→ TASK OBJECTIVE
Below is a listing. Gather each line of it that contains "Middle".

╭─ MATERIALS PROVIDED

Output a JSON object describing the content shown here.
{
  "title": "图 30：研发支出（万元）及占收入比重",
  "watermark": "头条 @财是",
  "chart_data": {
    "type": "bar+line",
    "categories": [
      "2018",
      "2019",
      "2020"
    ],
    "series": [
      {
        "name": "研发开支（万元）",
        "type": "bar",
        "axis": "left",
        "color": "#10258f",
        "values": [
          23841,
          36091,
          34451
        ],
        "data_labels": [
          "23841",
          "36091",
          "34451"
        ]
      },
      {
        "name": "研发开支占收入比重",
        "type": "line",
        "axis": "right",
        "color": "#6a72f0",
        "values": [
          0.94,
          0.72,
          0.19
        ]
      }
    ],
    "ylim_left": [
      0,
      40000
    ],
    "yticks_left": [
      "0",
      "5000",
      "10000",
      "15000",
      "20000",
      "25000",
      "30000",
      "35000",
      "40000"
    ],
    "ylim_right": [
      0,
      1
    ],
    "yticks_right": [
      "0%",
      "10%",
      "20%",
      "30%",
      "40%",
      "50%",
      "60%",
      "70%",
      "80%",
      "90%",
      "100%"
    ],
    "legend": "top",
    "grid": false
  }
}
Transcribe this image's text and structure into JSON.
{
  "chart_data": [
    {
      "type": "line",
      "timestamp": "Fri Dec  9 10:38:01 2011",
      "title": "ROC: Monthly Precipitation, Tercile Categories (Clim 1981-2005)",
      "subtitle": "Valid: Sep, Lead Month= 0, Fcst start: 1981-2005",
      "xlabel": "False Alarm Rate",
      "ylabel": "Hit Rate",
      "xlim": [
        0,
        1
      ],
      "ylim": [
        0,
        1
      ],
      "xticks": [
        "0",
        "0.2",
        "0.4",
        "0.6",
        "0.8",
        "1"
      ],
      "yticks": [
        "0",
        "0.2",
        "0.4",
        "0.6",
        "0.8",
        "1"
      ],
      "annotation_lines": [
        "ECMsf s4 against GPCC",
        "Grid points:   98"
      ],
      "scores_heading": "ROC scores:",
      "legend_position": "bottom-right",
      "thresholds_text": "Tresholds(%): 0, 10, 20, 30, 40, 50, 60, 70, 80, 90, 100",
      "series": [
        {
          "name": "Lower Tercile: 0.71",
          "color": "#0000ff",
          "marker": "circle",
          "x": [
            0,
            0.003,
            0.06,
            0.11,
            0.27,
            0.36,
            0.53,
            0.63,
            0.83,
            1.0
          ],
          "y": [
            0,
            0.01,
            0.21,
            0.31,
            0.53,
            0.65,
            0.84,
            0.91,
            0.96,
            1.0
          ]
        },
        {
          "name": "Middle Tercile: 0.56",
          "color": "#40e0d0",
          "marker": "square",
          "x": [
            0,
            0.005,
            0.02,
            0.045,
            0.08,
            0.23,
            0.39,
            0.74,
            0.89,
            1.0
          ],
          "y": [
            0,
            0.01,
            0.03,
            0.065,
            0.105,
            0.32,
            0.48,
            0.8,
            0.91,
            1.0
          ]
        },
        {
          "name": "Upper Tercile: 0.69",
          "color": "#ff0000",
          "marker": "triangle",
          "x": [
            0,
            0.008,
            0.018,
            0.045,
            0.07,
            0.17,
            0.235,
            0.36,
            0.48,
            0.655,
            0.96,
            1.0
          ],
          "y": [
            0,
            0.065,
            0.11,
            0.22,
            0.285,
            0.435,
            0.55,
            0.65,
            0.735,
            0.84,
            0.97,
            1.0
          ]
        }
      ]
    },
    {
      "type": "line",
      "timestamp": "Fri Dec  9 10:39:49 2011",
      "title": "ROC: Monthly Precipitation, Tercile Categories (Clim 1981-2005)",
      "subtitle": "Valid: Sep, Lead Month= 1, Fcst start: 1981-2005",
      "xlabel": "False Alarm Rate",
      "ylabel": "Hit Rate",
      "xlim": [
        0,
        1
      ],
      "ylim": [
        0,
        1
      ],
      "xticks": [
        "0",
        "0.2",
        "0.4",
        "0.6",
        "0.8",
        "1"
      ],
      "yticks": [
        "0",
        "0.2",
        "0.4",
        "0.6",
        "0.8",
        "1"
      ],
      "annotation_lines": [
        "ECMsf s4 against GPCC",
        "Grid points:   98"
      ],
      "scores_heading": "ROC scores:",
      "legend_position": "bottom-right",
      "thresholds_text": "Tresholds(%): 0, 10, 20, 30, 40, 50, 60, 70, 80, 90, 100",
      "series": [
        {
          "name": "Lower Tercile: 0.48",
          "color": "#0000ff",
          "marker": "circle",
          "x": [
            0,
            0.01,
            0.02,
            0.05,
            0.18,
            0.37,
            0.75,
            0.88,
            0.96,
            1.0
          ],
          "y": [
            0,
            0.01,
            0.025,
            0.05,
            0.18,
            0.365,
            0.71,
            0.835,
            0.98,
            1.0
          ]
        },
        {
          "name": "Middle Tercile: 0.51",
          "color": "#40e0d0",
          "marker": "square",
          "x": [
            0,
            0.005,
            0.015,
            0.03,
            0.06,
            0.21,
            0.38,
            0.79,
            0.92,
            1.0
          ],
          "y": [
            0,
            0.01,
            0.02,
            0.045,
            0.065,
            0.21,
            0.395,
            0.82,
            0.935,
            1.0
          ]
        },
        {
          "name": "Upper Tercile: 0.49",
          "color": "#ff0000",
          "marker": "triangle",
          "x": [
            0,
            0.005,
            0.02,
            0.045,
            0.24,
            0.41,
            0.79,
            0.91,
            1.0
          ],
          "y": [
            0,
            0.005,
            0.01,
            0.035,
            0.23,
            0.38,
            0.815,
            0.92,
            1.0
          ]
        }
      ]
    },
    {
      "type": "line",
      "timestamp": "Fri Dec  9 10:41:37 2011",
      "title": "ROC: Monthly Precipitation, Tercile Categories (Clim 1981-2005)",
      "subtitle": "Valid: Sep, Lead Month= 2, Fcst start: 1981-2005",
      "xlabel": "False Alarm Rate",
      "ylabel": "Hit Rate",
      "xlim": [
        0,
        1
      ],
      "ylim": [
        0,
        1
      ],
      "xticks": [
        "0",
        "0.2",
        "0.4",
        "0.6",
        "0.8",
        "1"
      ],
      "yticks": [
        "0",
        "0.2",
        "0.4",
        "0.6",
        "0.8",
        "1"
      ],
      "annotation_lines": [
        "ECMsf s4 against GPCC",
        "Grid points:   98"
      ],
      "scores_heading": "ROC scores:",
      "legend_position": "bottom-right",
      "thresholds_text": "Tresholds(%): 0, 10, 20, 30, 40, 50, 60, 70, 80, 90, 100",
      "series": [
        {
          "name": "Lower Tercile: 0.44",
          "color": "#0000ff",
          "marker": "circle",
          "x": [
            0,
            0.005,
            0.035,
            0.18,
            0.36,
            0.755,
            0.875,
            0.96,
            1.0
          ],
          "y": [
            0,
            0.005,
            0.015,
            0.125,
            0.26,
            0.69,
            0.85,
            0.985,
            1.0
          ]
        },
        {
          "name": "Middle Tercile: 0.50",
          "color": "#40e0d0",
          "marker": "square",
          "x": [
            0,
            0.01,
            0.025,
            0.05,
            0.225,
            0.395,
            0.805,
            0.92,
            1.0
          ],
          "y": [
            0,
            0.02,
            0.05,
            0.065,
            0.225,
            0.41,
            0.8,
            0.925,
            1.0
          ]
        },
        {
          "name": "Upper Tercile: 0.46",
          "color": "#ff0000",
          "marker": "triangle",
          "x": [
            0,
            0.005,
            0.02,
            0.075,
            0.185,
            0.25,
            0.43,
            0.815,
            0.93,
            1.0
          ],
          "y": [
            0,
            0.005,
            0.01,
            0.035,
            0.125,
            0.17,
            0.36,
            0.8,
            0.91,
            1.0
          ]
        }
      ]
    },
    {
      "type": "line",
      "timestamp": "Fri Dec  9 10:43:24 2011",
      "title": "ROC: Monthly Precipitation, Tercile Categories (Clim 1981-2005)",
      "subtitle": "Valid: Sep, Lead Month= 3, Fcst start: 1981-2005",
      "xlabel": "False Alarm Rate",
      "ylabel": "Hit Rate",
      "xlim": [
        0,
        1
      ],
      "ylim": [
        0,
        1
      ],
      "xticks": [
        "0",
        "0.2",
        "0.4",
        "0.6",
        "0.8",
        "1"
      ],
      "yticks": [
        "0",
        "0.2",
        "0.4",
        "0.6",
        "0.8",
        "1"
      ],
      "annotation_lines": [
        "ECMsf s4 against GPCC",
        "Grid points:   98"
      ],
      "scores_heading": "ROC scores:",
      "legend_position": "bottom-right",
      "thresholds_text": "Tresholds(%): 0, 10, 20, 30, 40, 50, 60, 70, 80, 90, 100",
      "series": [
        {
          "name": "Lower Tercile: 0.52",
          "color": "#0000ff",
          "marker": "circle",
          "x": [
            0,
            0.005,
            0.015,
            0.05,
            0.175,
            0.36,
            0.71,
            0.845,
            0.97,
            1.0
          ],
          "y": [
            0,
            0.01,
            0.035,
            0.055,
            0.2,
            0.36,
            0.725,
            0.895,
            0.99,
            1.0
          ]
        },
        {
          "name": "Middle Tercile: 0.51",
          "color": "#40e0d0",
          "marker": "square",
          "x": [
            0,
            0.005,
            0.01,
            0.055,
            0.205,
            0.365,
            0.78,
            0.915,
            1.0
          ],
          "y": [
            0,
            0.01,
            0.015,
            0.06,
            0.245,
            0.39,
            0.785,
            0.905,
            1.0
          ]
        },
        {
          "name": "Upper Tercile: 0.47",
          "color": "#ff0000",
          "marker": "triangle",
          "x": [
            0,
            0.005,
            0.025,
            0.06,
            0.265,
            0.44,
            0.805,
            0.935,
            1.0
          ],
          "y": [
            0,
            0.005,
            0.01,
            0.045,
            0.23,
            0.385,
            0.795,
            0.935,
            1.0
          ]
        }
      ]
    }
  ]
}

╰─

→ FINISHED TASK
          "name": "Middle Tercile: 0.56",
          "name": "Middle Tercile: 0.51",
          "name": "Middle Tercile: 0.50",
          "name": "Middle Tercile: 0.51",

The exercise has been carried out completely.